_Exercise objective_
Make an exact copy of the entries below with the pictures removed.

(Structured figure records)
* * * * * * *

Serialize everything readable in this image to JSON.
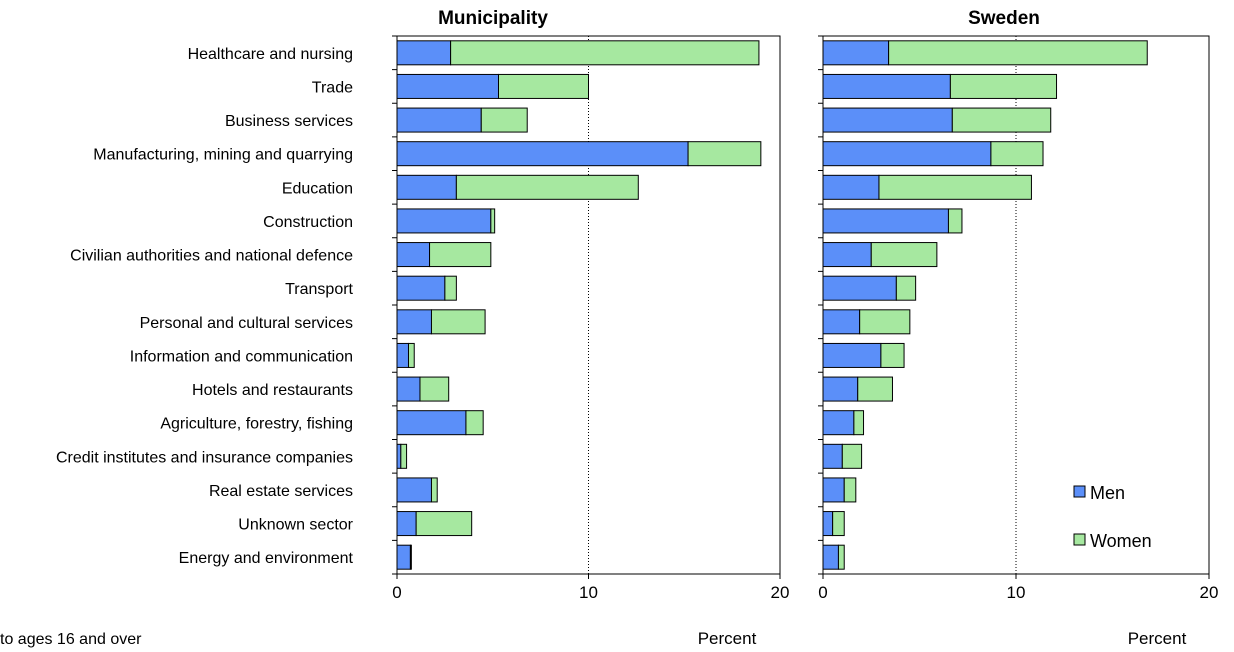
{
  "colors": {
    "men": "#5b8ff9",
    "women": "#a6e8a0",
    "border": "#000000",
    "grid": "#000000"
  },
  "footnote": "to ages 16 and over",
  "legend": {
    "men": "Men",
    "women": "Women",
    "placement": "bottom-right"
  },
  "chart_data": [
    {
      "type": "bar",
      "orientation": "horizontal",
      "stacked": true,
      "title": "Municipality",
      "xlabel": "Percent",
      "xlim": [
        0,
        20
      ],
      "xticks": [
        "0",
        "10",
        "20"
      ],
      "categories": [
        "Healthcare and nursing",
        "Trade",
        "Business services",
        "Manufacturing, mining and quarrying",
        "Education",
        "Construction",
        "Civilian authorities and national defence",
        "Transport",
        "Personal and cultural services",
        "Information and communication",
        "Hotels and restaurants",
        "Agriculture, forestry, fishing",
        "Credit institutes and insurance companies",
        "Real estate services",
        "Unknown sector",
        "Energy and environment"
      ],
      "series": [
        {
          "name": "Men",
          "values": [
            2.8,
            5.3,
            4.4,
            15.2,
            3.1,
            4.9,
            1.7,
            2.5,
            1.8,
            0.6,
            1.2,
            3.6,
            0.2,
            1.8,
            1.0,
            0.7
          ]
        },
        {
          "name": "Women",
          "values": [
            16.1,
            4.7,
            2.4,
            3.8,
            9.5,
            0.2,
            3.2,
            0.6,
            2.8,
            0.3,
            1.5,
            0.9,
            0.3,
            0.3,
            2.9,
            0.05
          ]
        }
      ]
    },
    {
      "type": "bar",
      "orientation": "horizontal",
      "stacked": true,
      "title": "Sweden",
      "xlabel": "Percent",
      "xlim": [
        0,
        20
      ],
      "xticks": [
        "0",
        "10",
        "20"
      ],
      "categories": [
        "Healthcare and nursing",
        "Trade",
        "Business services",
        "Manufacturing, mining and quarrying",
        "Education",
        "Construction",
        "Civilian authorities and national defence",
        "Transport",
        "Personal and cultural services",
        "Information and communication",
        "Hotels and restaurants",
        "Agriculture, forestry, fishing",
        "Credit institutes and insurance companies",
        "Real estate services",
        "Unknown sector",
        "Energy and environment"
      ],
      "series": [
        {
          "name": "Men",
          "values": [
            3.4,
            6.6,
            6.7,
            8.7,
            2.9,
            6.5,
            2.5,
            3.8,
            1.9,
            3.0,
            1.8,
            1.6,
            1.0,
            1.1,
            0.5,
            0.8
          ]
        },
        {
          "name": "Women",
          "values": [
            13.4,
            5.5,
            5.1,
            2.7,
            7.9,
            0.7,
            3.4,
            1.0,
            2.6,
            1.2,
            1.8,
            0.5,
            1.0,
            0.6,
            0.6,
            0.3
          ]
        }
      ]
    }
  ]
}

* * * * * * *

_Written answer_
Serialize everything readable in this image to JSON.
{
  "colors": {
    "men": "#5b8ff9",
    "women": "#a6e8a0",
    "border": "#000000",
    "grid": "#000000"
  },
  "footnote": "to ages 16 and over",
  "legend": {
    "men": "Men",
    "women": "Women",
    "placement": "bottom-right"
  },
  "chart_data": [
    {
      "type": "bar",
      "orientation": "horizontal",
      "stacked": true,
      "title": "Municipality",
      "xlabel": "Percent",
      "xlim": [
        0,
        20
      ],
      "xticks": [
        "0",
        "10",
        "20"
      ],
      "categories": [
        "Healthcare and nursing",
        "Trade",
        "Business services",
        "Manufacturing, mining and quarrying",
        "Education",
        "Construction",
        "Civilian authorities and national defence",
        "Transport",
        "Personal and cultural services",
        "Information and communication",
        "Hotels and restaurants",
        "Agriculture, forestry, fishing",
        "Credit institutes and insurance companies",
        "Real estate services",
        "Unknown sector",
        "Energy and environment"
      ],
      "series": [
        {
          "name": "Men",
          "values": [
            2.8,
            5.3,
            4.4,
            15.2,
            3.1,
            4.9,
            1.7,
            2.5,
            1.8,
            0.6,
            1.2,
            3.6,
            0.2,
            1.8,
            1.0,
            0.7
          ]
        },
        {
          "name": "Women",
          "values": [
            16.1,
            4.7,
            2.4,
            3.8,
            9.5,
            0.2,
            3.2,
            0.6,
            2.8,
            0.3,
            1.5,
            0.9,
            0.3,
            0.3,
            2.9,
            0.05
          ]
        }
      ]
    },
    {
      "type": "bar",
      "orientation": "horizontal",
      "stacked": true,
      "title": "Sweden",
      "xlabel": "Percent",
      "xlim": [
        0,
        20
      ],
      "xticks": [
        "0",
        "10",
        "20"
      ],
      "categories": [
        "Healthcare and nursing",
        "Trade",
        "Business services",
        "Manufacturing, mining and quarrying",
        "Education",
        "Construction",
        "Civilian authorities and national defence",
        "Transport",
        "Personal and cultural services",
        "Information and communication",
        "Hotels and restaurants",
        "Agriculture, forestry, fishing",
        "Credit institutes and insurance companies",
        "Real estate services",
        "Unknown sector",
        "Energy and environment"
      ],
      "series": [
        {
          "name": "Men",
          "values": [
            3.4,
            6.6,
            6.7,
            8.7,
            2.9,
            6.5,
            2.5,
            3.8,
            1.9,
            3.0,
            1.8,
            1.6,
            1.0,
            1.1,
            0.5,
            0.8
          ]
        },
        {
          "name": "Women",
          "values": [
            13.4,
            5.5,
            5.1,
            2.7,
            7.9,
            0.7,
            3.4,
            1.0,
            2.6,
            1.2,
            1.8,
            0.5,
            1.0,
            0.6,
            0.6,
            0.3
          ]
        }
      ]
    }
  ]
}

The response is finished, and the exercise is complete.